------ Provided records

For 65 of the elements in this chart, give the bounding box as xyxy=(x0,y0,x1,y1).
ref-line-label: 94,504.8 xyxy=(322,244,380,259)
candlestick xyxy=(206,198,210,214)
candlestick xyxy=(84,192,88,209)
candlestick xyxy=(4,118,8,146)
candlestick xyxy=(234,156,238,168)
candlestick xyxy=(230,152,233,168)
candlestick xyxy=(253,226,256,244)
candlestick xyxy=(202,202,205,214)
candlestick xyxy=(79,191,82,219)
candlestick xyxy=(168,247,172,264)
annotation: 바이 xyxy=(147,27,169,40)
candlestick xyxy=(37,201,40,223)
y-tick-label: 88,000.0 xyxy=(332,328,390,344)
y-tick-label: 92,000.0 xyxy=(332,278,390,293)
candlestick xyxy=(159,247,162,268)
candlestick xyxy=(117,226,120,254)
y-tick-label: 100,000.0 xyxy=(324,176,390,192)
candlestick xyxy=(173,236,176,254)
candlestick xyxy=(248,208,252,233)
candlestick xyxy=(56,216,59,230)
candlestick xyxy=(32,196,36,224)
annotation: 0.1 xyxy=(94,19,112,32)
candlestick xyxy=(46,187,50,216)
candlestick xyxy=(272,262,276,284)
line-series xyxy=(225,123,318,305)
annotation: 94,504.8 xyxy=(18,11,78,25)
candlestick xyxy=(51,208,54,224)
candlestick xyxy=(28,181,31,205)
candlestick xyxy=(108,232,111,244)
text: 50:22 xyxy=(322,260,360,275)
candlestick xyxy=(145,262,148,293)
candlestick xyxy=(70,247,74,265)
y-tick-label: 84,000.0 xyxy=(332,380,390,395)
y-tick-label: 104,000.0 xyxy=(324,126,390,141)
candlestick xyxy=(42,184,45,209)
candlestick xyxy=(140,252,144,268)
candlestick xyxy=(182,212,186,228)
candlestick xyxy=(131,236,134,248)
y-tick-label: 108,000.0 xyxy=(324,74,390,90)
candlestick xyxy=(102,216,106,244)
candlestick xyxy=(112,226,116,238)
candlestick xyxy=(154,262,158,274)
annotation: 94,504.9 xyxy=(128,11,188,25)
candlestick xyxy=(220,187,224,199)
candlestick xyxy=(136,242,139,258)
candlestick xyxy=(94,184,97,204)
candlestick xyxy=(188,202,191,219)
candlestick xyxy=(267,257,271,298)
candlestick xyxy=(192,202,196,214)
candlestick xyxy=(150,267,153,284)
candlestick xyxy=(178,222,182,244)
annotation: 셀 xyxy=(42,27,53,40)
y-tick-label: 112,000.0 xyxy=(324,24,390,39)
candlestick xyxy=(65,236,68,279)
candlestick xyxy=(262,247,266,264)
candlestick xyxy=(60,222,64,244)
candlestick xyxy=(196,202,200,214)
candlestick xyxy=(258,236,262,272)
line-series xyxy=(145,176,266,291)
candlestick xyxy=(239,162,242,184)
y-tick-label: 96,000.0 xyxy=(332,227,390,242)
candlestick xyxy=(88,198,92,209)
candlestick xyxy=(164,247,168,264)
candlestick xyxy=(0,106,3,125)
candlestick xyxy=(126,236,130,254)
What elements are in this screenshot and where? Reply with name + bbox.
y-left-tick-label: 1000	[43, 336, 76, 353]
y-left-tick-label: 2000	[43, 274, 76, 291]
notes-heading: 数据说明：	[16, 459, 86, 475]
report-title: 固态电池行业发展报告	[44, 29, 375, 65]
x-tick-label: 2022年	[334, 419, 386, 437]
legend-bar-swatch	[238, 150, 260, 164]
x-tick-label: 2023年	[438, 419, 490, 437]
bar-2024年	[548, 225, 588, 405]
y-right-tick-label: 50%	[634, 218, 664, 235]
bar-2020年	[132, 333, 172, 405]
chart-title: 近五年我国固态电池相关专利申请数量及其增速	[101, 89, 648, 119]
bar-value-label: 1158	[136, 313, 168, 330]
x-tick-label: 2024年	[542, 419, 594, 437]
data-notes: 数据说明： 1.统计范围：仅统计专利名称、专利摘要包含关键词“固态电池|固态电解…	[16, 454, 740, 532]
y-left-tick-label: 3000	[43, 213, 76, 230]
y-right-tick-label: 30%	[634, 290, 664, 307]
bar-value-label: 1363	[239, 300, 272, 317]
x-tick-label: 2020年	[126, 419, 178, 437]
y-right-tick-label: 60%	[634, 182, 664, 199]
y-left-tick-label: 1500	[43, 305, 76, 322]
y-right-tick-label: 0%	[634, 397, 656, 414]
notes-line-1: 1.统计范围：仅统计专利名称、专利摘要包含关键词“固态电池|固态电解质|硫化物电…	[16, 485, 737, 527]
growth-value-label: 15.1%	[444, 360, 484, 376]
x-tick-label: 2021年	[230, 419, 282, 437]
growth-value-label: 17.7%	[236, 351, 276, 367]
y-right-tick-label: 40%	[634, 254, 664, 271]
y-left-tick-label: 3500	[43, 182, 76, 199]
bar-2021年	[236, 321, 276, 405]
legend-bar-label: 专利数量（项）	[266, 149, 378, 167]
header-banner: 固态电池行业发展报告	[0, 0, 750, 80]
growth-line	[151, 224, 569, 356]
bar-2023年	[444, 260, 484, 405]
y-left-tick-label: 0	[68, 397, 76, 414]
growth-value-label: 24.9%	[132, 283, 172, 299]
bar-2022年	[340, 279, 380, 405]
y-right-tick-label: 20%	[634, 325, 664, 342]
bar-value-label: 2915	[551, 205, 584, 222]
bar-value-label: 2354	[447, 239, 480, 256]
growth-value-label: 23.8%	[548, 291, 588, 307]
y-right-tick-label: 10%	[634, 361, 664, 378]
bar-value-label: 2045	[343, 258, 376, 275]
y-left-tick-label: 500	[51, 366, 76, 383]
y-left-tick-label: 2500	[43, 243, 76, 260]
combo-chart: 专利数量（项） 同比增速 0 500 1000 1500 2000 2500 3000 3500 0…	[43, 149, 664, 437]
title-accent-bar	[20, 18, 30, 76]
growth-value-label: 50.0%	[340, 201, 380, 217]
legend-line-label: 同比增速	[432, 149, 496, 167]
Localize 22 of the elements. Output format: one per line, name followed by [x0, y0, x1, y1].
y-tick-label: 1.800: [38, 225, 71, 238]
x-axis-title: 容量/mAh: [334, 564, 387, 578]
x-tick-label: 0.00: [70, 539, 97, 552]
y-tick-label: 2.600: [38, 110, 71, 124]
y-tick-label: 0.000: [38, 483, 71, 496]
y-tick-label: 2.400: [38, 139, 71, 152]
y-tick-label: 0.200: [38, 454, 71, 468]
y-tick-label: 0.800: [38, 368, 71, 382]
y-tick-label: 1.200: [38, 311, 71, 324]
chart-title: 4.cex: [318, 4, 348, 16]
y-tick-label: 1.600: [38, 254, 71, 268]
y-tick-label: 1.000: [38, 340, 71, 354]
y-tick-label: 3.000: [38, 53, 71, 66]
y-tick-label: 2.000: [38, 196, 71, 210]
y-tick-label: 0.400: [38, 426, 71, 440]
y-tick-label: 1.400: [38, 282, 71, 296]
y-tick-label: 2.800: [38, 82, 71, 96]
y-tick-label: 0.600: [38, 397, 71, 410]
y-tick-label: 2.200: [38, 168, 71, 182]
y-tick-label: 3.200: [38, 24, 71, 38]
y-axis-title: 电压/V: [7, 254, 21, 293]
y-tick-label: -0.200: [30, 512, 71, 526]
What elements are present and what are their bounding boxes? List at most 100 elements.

------------
------ Provided records

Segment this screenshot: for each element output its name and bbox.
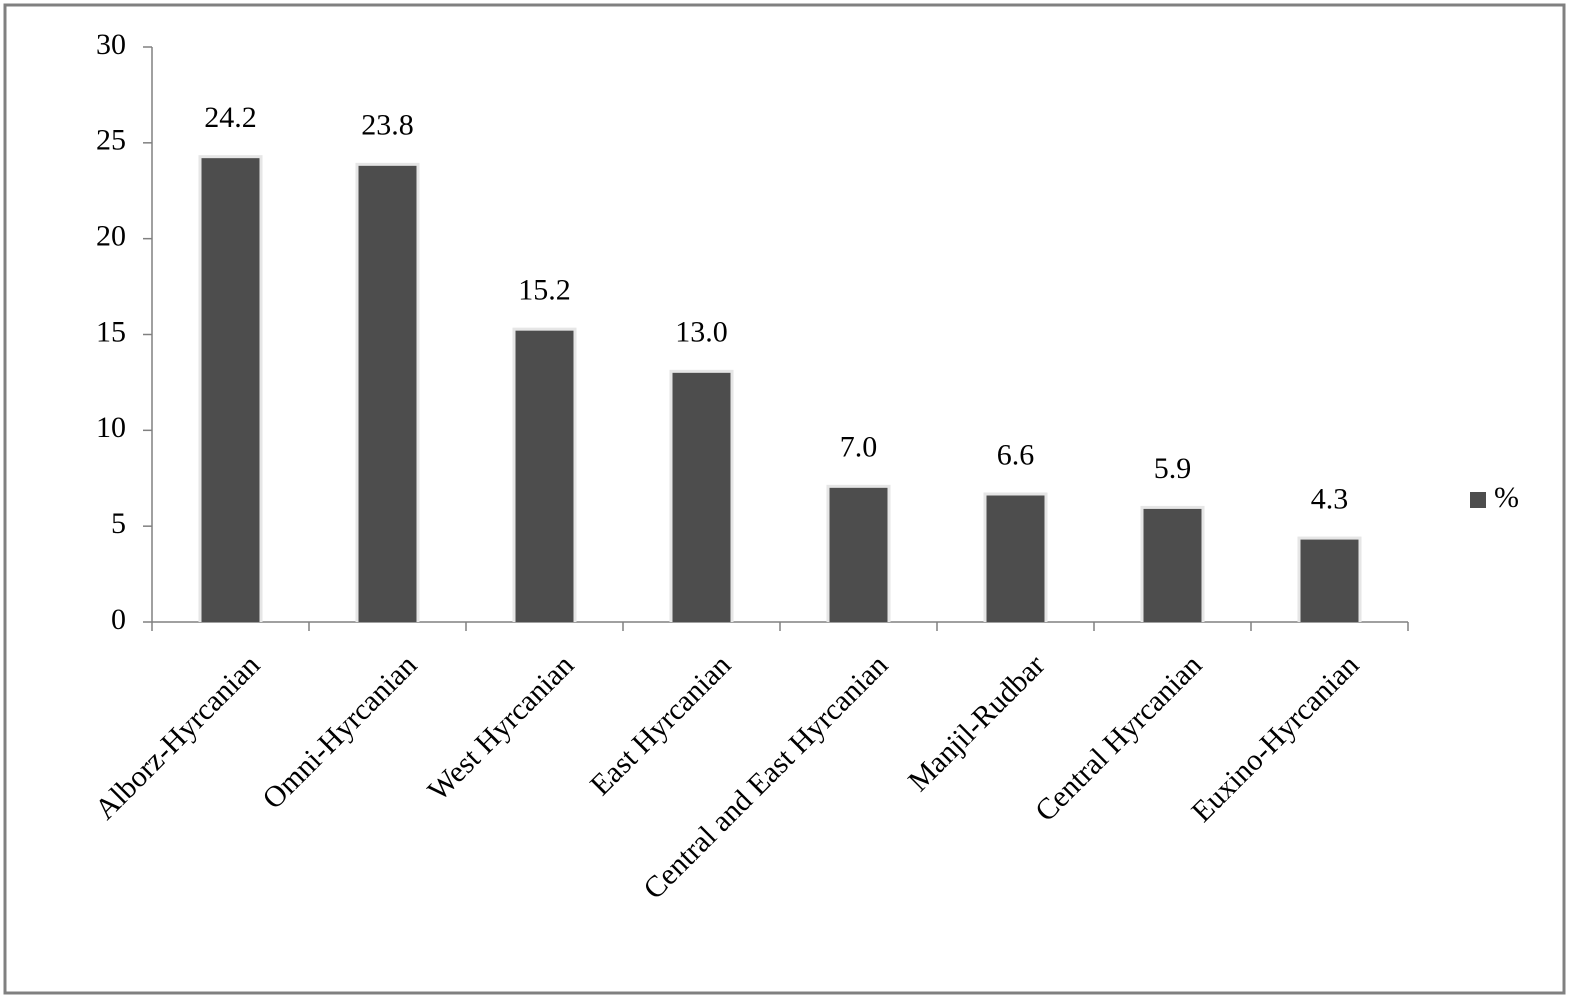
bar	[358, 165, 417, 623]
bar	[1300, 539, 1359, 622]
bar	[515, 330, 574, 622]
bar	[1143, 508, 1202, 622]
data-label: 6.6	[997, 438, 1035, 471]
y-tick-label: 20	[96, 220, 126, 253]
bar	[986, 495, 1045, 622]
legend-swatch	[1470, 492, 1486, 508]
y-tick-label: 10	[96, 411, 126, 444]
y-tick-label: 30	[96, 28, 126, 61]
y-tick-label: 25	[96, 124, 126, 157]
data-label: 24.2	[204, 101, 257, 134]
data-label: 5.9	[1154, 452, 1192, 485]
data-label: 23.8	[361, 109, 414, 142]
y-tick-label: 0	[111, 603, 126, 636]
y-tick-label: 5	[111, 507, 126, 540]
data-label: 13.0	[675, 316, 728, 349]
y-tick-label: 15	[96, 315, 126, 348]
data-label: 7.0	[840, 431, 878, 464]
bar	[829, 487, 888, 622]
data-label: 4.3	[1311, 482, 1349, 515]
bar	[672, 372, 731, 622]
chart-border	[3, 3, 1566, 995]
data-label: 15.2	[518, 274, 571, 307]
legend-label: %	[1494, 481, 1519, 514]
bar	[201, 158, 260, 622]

------------

Exercise goal>
Output the lines from the line containing "For 65 of the" through the line containing "y-tick-label: 92,000.0 xyxy=(332,278,390,293)", both included, reproducing them as they appear.

Full output>
For 65 of the elements in this chart, give the bounding box as xyxy=(x0,y0,x1,y1).
ref-line-label: 94,504.8 xyxy=(322,244,380,259)
candlestick xyxy=(206,198,210,214)
candlestick xyxy=(84,192,88,209)
candlestick xyxy=(4,118,8,146)
candlestick xyxy=(234,156,238,168)
candlestick xyxy=(230,152,233,168)
candlestick xyxy=(253,226,256,244)
candlestick xyxy=(202,202,205,214)
candlestick xyxy=(79,191,82,219)
candlestick xyxy=(168,247,172,264)
annotation: 바이 xyxy=(147,27,169,40)
candlestick xyxy=(37,201,40,223)
y-tick-label: 88,000.0 xyxy=(332,328,390,344)
y-tick-label: 92,000.0 xyxy=(332,278,390,293)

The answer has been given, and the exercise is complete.